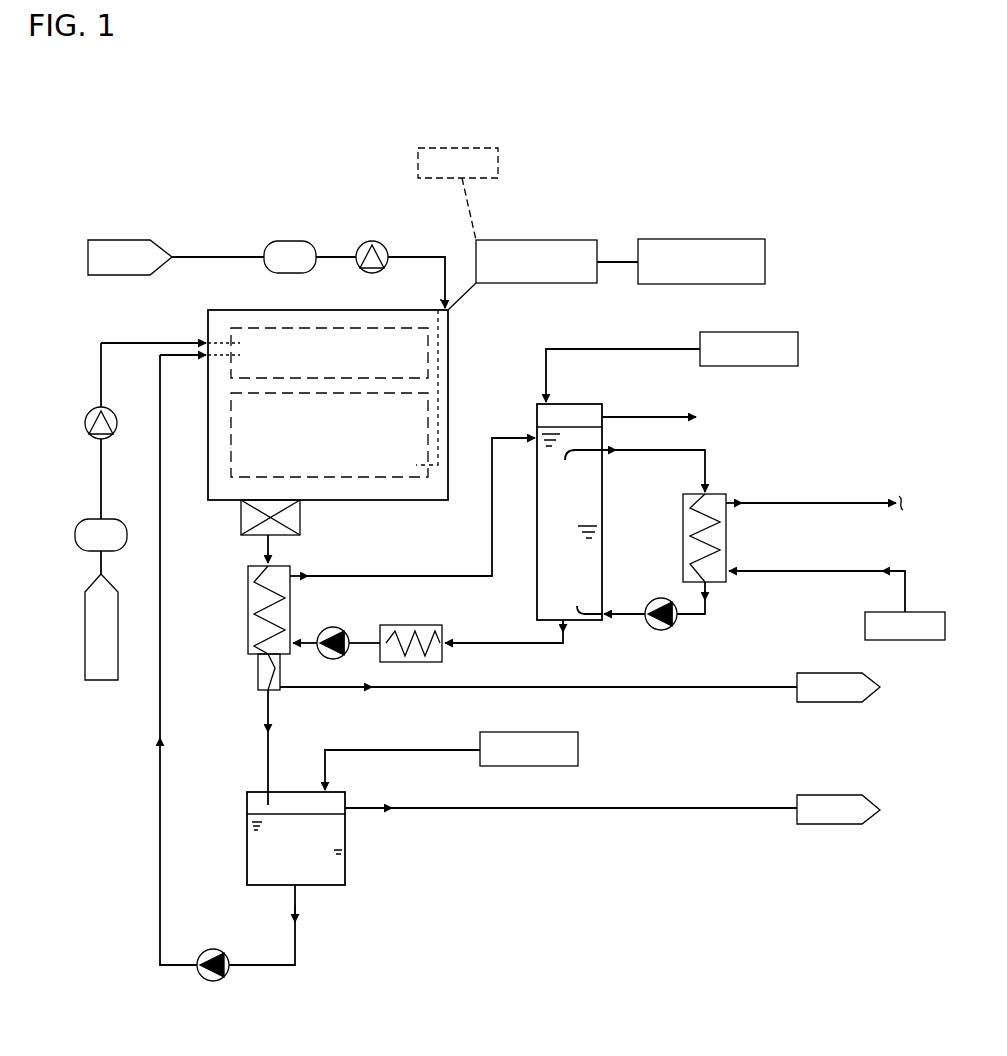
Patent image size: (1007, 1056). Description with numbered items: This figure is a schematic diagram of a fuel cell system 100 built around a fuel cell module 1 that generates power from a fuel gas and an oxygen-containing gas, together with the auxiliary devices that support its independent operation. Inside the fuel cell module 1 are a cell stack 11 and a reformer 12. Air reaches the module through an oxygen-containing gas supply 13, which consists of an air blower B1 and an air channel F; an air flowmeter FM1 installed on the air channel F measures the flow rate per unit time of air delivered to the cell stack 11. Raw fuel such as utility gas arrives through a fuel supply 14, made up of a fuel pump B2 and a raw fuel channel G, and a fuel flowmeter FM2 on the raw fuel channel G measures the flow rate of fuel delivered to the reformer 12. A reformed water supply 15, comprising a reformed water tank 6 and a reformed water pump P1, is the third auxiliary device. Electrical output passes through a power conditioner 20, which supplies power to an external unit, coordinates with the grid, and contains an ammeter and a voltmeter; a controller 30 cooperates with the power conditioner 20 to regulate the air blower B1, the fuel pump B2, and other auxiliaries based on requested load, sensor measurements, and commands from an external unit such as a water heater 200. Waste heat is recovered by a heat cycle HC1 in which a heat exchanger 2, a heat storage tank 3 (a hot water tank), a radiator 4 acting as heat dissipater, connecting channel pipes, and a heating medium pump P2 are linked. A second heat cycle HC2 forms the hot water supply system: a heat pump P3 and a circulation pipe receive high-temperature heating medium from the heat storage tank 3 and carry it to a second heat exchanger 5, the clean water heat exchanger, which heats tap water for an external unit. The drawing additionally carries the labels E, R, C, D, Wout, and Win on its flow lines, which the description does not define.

The fuel cell system 100 is at (338, 192).
The water heater 200 is at (418, 150).
The oxygen-containing gas supply 13 is at (190, 226).
The fuel supply 14 is at (100, 342).
The fuel cell module 1 is at (204, 318).
The cell stack 11 is at (329, 435).
The reformer 12 is at (329, 353).
The heat exchanger 2 is at (246, 606).
The heat storage tank 3 is at (576, 508).
The radiator 4 is at (410, 625).
The second heat exchanger 5 is at (682, 544).
The reformed water tank 6 is at (306, 866).
The reformed water supply 15 is at (320, 904).
The power conditioner 20 is at (534, 238).
The controller 30 is at (702, 238).
The air blower B1 is at (376, 243).
The fuel pump B2 is at (90, 410).
The air flowmeter FM1 is at (290, 257).
The fuel flowmeter FM2 is at (101, 535).
The reformed water pump P1 is at (212, 948).
The heating medium pump P2 is at (334, 627).
The heat pump P3 is at (672, 626).
The air channel F is at (229, 257).
The raw fuel channel G is at (102, 490).
The exhaust gas flow E is at (272, 546).
The recirculated water flow R is at (162, 656).
The condensed water flow C is at (266, 762).
The drain / overflow water D is at (628, 809).
The heat cycle HC1 is at (490, 516).
The heat cycle HC2 is at (706, 462).
The heated water outlet Wout is at (824, 502).
The tap water inlet Win is at (824, 574).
************
> **EXERCISE TASK**: Pick out every line above that contains the word "conditioner" and copy each one.

> **RESULT FOR THIS EXERCISE**:
Patent image size: (1007, 1056). Description with numbered items: This figure is a schematic diagram of a fuel cell system 100 built around a fuel cell module 1 that generates power from a fuel gas and an oxygen-containing gas, together with the auxiliary devices that support its independent operation. Inside the fuel cell module 1 are a cell stack 11 and a reformer 12. Air reaches the module through an oxygen-containing gas supply 13, which consists of an air blower B1 and an air channel F; an air flowmeter FM1 installed on the air channel F measures the flow rate per unit time of air delivered to the cell stack 11. Raw fuel such as utility gas arrives through a fuel supply 14, made up of a fuel pump B2 and a raw fuel channel G, and a fuel flowmeter FM2 on the raw fuel channel G measures the flow rate of fuel delivered to the reformer 12. A reformed water supply 15, comprising a reformed water tank 6 and a reformed water pump P1, is the third auxiliary device. Electrical output passes through a power conditioner 20, which supplies power to an external unit, coordinates with the grid, and contains an ammeter and a voltmeter; a controller 30 cooperates with the power conditioner 20 to regulate the air blower B1, the fuel pump B2, and other auxiliaries based on requested load, sensor measurements, and commands from an external unit such as a water heater 200. Waste heat is recovered by a heat cycle HC1 in which a heat exchanger 2, a heat storage tank 3 (a hot water tank), a radiator 4 acting as heat dissipater, connecting channel pipes, and a heating medium pump P2 are linked. A second heat cycle HC2 forms the hot water supply system: a heat pump P3 and a circulation pipe receive high-temperature heating medium from the heat storage tank 3 and carry it to a second heat exchanger 5, the clean water heat exchanger, which heats tap water for an external unit. The drawing additionally carries the labels E, R, C, D, Wout, and Win on its flow lines, which the description does not define.
The power conditioner 20 is at (534, 238).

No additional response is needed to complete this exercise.